▶ [Figure collection entries]
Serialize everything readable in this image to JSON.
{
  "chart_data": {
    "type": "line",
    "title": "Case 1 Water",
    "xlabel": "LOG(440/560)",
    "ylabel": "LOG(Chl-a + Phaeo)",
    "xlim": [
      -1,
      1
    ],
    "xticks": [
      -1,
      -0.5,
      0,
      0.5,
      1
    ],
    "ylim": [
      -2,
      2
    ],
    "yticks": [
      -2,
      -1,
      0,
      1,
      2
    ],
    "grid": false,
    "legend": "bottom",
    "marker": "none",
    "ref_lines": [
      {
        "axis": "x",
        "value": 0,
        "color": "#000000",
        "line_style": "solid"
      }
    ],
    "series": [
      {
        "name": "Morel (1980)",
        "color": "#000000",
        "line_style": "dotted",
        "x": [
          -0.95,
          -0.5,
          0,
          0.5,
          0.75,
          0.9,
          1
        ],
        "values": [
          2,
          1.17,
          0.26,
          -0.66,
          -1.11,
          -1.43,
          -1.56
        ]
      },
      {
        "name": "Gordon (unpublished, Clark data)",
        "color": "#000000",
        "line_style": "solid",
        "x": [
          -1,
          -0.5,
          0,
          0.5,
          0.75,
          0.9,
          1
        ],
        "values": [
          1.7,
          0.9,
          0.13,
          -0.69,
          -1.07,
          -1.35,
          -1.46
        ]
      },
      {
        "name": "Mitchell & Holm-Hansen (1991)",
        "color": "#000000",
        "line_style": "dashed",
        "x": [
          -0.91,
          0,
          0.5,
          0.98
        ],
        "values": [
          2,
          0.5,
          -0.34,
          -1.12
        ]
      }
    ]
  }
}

▶ [What is asked] Write out all the data again, exactly as it appears.

▶ [Written solution]
Serialize everything readable in this image to JSON.
{
  "chart_data": {
    "type": "line",
    "title": "Case 1 Water",
    "xlabel": "LOG(440/560)",
    "ylabel": "LOG(Chl-a + Phaeo)",
    "xlim": [
      -1,
      1
    ],
    "xticks": [
      -1,
      -0.5,
      0,
      0.5,
      1
    ],
    "ylim": [
      -2,
      2
    ],
    "yticks": [
      -2,
      -1,
      0,
      1,
      2
    ],
    "grid": false,
    "legend": "bottom",
    "marker": "none",
    "ref_lines": [
      {
        "axis": "x",
        "value": 0,
        "color": "#000000",
        "line_style": "solid"
      }
    ],
    "series": [
      {
        "name": "Morel (1980)",
        "color": "#000000",
        "line_style": "dotted",
        "x": [
          -0.95,
          -0.5,
          0,
          0.5,
          0.75,
          0.9,
          1
        ],
        "values": [
          2,
          1.17,
          0.26,
          -0.66,
          -1.11,
          -1.43,
          -1.56
        ]
      },
      {
        "name": "Gordon (unpublished, Clark data)",
        "color": "#000000",
        "line_style": "solid",
        "x": [
          -1,
          -0.5,
          0,
          0.5,
          0.75,
          0.9,
          1
        ],
        "values": [
          1.7,
          0.9,
          0.13,
          -0.69,
          -1.07,
          -1.35,
          -1.46
        ]
      },
      {
        "name": "Mitchell & Holm-Hansen (1991)",
        "color": "#000000",
        "line_style": "dashed",
        "x": [
          -0.91,
          0,
          0.5,
          0.98
        ],
        "values": [
          2,
          0.5,
          -0.34,
          -1.12
        ]
      }
    ]
  }
}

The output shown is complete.